╔══
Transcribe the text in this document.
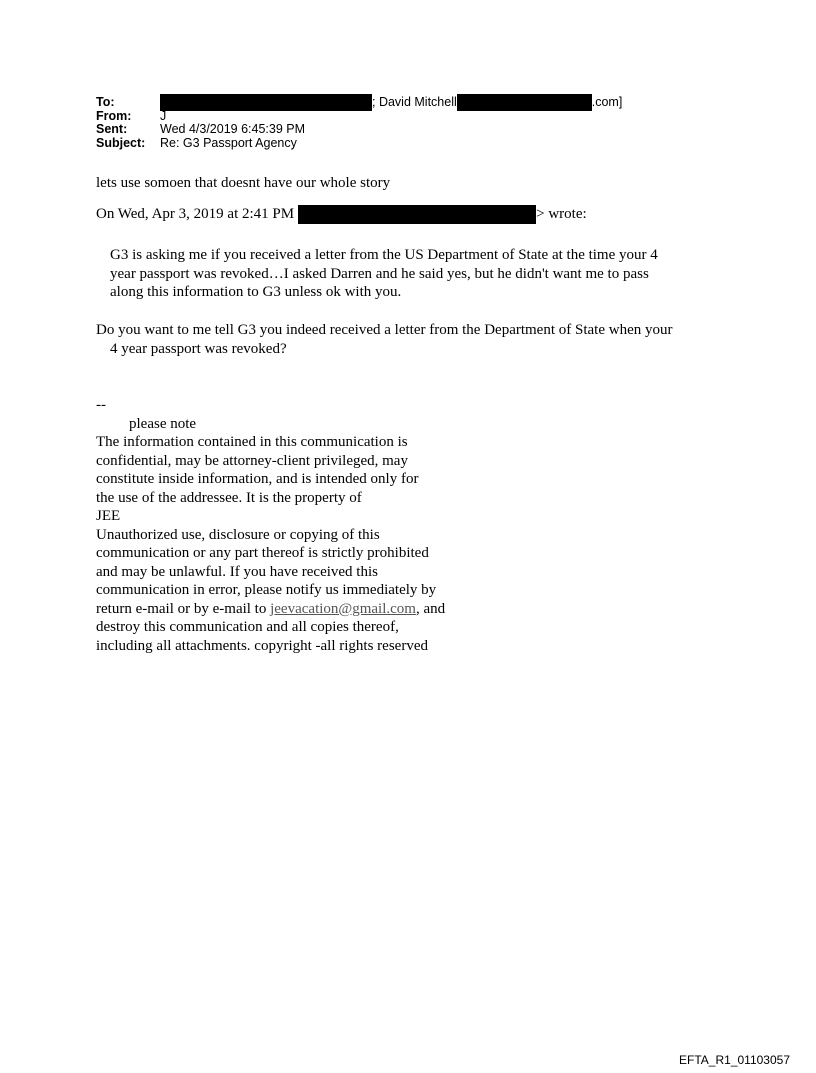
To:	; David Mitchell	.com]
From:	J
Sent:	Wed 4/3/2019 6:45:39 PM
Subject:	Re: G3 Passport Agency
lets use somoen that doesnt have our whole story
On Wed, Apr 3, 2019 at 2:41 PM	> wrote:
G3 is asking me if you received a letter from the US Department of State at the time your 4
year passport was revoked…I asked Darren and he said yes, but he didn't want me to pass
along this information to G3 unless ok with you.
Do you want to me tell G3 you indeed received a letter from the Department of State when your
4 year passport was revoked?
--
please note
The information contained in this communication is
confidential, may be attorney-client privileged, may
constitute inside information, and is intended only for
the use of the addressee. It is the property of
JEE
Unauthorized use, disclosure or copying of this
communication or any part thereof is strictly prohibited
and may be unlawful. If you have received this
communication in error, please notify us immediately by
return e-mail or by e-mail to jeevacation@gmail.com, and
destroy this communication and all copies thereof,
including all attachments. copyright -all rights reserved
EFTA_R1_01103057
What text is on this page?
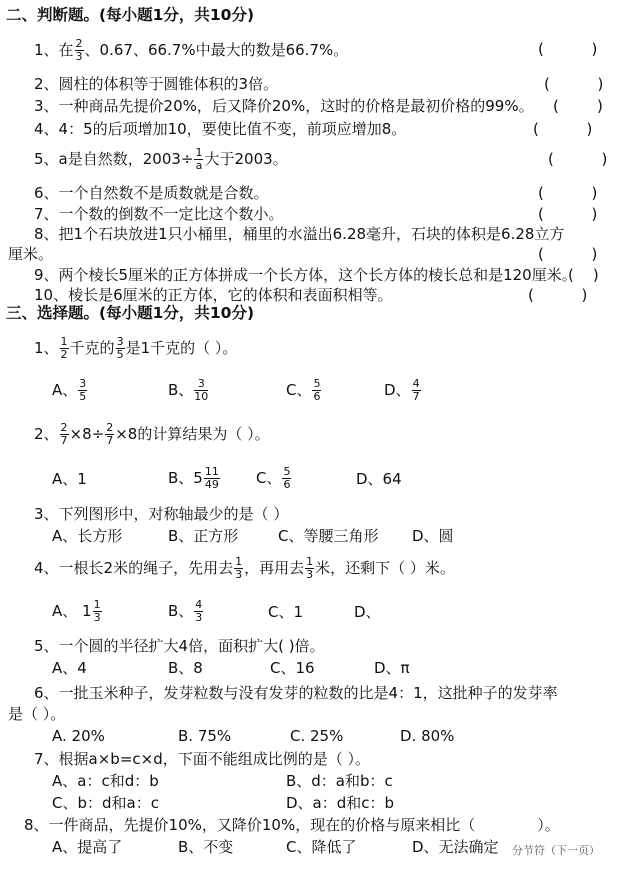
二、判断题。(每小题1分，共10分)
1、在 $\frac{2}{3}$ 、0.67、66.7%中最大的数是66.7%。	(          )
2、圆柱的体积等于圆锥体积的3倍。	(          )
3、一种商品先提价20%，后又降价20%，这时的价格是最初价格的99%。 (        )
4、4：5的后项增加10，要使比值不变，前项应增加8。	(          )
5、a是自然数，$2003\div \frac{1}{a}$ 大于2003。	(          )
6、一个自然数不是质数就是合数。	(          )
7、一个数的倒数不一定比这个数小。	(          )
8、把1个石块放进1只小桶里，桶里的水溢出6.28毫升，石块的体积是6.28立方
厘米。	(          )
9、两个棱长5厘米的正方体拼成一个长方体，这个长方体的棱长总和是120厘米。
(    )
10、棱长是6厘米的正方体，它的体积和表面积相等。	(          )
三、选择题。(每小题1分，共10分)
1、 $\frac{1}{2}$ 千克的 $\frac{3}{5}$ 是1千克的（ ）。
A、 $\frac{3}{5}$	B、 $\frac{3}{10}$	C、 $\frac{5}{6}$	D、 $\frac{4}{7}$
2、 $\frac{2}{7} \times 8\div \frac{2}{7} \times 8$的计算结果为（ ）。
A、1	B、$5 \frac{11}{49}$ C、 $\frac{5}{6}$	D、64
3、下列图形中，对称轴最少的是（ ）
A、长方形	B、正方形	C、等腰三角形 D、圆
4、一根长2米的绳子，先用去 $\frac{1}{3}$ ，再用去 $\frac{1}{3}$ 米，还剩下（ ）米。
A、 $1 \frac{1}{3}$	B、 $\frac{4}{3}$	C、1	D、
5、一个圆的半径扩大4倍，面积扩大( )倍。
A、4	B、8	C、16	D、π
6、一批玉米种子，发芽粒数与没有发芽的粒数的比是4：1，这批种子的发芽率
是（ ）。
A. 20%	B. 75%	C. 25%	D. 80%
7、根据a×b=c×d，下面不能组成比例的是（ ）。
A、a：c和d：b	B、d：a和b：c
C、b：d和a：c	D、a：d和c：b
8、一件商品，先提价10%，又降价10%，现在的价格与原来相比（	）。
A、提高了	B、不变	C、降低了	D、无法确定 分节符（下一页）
╚══
**YOUR INSTRUCTIONS**
The data above should be repeated exactly, minus any pictures.

**RESPONSE TO THE EXERCISE**
Transcribe the text in this document.
To:	; David Mitchell	.com]
From:	J
Sent:	Wed 4/3/2019 6:45:39 PM
Subject:	Re: G3 Passport Agency
lets use somoen that doesnt have our whole story
On Wed, Apr 3, 2019 at 2:41 PM	> wrote:
G3 is asking me if you received a letter from the US Department of State at the time your 4
year passport was revoked…I asked Darren and he said yes, but he didn't want me to pass
along this information to G3 unless ok with you.
Do you want to me tell G3 you indeed received a letter from the Department of State when your
4 year passport was revoked?
--
please note
The information contained in this communication is
confidential, may be attorney-client privileged, may
constitute inside information, and is intended only for
the use of the addressee. It is the property of
JEE
Unauthorized use, disclosure or copying of this
communication or any part thereof is strictly prohibited
and may be unlawful. If you have received this
communication in error, please notify us immediately by
return e-mail or by e-mail to jeevacation@gmail.com, and
destroy this communication and all copies thereof,
including all attachments. copyright -all rights reserved
EFTA_R1_01103057
What text is on this page?
二、判断题。(每小题1分，共10分)
1、在 $\frac{2}{3}$ 、0.67、66.7%中最大的数是66.7%。	(          )
2、圆柱的体积等于圆锥体积的3倍。	(          )
3、一种商品先提价20%，后又降价20%，这时的价格是最初价格的99%。 (        )
4、4：5的后项增加10，要使比值不变，前项应增加8。	(          )
5、a是自然数，$2003\div \frac{1}{a}$ 大于2003。	(          )
6、一个自然数不是质数就是合数。	(          )
7、一个数的倒数不一定比这个数小。	(          )
8、把1个石块放进1只小桶里，桶里的水溢出6.28毫升，石块的体积是6.28立方
厘米。	(          )
9、两个棱长5厘米的正方体拼成一个长方体，这个长方体的棱长总和是120厘米。
(    )
10、棱长是6厘米的正方体，它的体积和表面积相等。	(          )
三、选择题。(每小题1分，共10分)
1、 $\frac{1}{2}$ 千克的 $\frac{3}{5}$ 是1千克的（ ）。
A、 $\frac{3}{5}$	B、 $\frac{3}{10}$	C、 $\frac{5}{6}$	D、 $\frac{4}{7}$
2、 $\frac{2}{7} \times 8\div \frac{2}{7} \times 8$的计算结果为（ ）。
A、1	B、$5 \frac{11}{49}$ C、 $\frac{5}{6}$	D、64
3、下列图形中，对称轴最少的是（ ）
A、长方形	B、正方形	C、等腰三角形 D、圆
4、一根长2米的绳子，先用去 $\frac{1}{3}$ ，再用去 $\frac{1}{3}$ 米，还剩下（ ）米。
A、 $1 \frac{1}{3}$	B、 $\frac{4}{3}$	C、1	D、
5、一个圆的半径扩大4倍，面积扩大( )倍。
A、4	B、8	C、16	D、π
6、一批玉米种子，发芽粒数与没有发芽的粒数的比是4：1，这批种子的发芽率
是（ ）。
A. 20%	B. 75%	C. 25%	D. 80%
7、根据a×b=c×d，下面不能组成比例的是（ ）。
A、a：c和d：b	B、d：a和b：c
C、b：d和a：c	D、a：d和c：b
8、一件商品，先提价10%，又降价10%，现在的价格与原来相比（	）。
A、提高了	B、不变	C、降低了	D、无法确定 分节符（下一页）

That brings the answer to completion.